(Extracted records)
###

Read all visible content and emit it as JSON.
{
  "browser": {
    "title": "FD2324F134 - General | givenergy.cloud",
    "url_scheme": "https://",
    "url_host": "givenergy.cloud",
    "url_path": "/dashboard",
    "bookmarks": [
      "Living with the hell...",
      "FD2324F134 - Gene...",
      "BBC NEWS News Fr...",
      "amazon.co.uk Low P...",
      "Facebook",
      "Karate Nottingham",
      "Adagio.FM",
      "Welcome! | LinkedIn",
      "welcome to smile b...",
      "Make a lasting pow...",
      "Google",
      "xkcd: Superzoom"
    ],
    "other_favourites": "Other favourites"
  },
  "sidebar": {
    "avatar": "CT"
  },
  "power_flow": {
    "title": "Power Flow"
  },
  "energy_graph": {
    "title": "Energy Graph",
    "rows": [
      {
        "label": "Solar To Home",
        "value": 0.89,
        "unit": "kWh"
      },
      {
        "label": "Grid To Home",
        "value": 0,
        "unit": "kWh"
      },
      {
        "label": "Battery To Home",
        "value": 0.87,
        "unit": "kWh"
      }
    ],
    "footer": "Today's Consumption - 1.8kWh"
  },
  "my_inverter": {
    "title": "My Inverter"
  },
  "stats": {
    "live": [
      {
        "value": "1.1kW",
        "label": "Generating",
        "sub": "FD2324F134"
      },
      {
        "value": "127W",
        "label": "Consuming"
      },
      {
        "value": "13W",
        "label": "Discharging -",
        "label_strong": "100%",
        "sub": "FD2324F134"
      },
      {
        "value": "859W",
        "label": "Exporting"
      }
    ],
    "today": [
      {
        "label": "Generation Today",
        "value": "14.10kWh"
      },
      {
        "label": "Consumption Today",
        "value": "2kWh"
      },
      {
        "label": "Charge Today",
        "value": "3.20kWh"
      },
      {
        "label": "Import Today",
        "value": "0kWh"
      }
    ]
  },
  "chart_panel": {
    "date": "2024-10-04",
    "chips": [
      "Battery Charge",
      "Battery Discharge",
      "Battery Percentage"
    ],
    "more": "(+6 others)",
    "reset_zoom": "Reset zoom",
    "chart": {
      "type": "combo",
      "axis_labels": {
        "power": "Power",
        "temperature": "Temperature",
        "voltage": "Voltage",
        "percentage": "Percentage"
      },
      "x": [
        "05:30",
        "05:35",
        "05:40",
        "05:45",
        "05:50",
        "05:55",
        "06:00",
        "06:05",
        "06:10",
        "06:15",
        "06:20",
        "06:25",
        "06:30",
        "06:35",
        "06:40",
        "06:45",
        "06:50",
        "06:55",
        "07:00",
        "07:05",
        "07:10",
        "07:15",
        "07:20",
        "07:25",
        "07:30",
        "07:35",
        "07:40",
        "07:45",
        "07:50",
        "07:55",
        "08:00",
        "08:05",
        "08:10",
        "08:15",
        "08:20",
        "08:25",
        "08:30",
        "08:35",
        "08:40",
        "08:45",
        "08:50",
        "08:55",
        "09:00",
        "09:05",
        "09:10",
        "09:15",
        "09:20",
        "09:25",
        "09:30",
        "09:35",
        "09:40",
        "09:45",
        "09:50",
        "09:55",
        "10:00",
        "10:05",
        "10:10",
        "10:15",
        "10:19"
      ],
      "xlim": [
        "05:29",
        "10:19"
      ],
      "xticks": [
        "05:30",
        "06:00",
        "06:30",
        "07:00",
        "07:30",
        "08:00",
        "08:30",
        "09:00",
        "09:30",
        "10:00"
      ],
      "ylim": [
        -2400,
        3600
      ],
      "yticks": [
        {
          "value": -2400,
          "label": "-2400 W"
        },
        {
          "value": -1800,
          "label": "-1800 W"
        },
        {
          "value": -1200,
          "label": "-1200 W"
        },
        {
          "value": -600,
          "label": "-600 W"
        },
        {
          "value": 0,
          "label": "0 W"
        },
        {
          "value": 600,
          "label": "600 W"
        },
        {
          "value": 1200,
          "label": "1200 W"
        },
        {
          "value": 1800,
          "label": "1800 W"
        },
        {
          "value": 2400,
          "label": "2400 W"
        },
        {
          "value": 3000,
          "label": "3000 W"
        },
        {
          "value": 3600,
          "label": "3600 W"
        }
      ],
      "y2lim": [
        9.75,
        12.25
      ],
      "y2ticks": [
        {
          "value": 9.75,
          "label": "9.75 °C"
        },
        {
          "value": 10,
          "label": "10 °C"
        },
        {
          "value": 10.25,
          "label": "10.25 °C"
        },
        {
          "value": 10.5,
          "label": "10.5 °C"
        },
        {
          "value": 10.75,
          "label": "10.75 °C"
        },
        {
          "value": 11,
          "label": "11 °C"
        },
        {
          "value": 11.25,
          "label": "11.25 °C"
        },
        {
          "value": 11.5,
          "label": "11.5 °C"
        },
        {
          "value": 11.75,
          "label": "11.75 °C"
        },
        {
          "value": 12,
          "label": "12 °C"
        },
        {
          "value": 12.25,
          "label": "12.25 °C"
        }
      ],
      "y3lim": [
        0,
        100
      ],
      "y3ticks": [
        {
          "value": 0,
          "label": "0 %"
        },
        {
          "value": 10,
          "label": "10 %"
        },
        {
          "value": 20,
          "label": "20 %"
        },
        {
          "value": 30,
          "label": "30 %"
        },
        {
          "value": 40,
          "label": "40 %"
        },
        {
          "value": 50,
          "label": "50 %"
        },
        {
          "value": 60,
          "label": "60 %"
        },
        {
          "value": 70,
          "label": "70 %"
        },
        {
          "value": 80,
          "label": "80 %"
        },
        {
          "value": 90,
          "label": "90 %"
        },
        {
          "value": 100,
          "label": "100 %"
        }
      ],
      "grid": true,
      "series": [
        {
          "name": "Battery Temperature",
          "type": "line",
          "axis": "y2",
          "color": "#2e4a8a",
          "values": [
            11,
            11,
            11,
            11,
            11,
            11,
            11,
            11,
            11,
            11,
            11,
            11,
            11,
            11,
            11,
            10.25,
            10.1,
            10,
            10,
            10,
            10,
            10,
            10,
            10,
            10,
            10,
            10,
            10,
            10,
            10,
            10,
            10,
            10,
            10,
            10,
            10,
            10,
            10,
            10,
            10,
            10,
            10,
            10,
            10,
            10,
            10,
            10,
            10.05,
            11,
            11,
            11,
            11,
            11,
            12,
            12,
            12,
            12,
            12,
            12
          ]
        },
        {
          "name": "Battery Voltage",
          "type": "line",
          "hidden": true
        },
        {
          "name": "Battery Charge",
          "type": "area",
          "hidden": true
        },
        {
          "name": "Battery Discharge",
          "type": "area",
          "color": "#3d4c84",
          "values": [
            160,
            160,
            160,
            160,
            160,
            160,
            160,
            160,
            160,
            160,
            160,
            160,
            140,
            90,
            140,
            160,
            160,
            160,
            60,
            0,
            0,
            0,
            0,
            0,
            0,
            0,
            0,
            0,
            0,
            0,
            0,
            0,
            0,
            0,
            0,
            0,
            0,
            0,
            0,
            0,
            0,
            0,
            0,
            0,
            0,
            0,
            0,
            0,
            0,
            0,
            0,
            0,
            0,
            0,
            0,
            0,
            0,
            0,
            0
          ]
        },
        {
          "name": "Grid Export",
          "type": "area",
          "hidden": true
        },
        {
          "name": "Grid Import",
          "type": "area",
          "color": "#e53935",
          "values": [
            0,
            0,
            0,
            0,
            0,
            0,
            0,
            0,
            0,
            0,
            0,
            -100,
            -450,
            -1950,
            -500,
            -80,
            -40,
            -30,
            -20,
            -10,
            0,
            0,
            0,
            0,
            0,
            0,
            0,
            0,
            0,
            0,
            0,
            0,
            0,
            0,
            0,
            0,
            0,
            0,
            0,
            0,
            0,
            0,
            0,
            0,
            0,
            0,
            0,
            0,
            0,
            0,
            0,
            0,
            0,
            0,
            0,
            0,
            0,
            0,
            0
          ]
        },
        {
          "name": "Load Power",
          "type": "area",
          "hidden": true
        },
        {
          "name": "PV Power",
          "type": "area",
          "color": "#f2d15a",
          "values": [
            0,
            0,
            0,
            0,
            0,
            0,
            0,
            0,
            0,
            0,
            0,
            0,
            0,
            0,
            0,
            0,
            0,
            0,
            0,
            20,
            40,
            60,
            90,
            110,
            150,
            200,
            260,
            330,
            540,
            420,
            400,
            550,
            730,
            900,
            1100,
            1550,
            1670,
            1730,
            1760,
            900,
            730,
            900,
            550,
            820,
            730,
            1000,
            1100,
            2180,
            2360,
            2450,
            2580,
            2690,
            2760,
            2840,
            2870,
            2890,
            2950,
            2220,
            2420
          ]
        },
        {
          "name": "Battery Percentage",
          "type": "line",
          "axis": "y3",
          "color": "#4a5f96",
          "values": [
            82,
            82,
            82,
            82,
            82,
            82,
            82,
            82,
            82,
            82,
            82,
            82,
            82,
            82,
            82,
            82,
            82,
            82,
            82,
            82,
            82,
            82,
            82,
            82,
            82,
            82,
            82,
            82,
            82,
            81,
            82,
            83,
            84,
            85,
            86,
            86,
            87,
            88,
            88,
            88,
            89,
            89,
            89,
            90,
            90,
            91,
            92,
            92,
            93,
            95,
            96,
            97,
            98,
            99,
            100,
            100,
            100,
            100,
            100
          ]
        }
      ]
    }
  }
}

###

◆ **YOUR GOAL**:
Go through the records and copy each line with "Import" in it.

◆ **CORRECT ANSWER**:
        "label": "Import Today",
          "name": "Grid Import",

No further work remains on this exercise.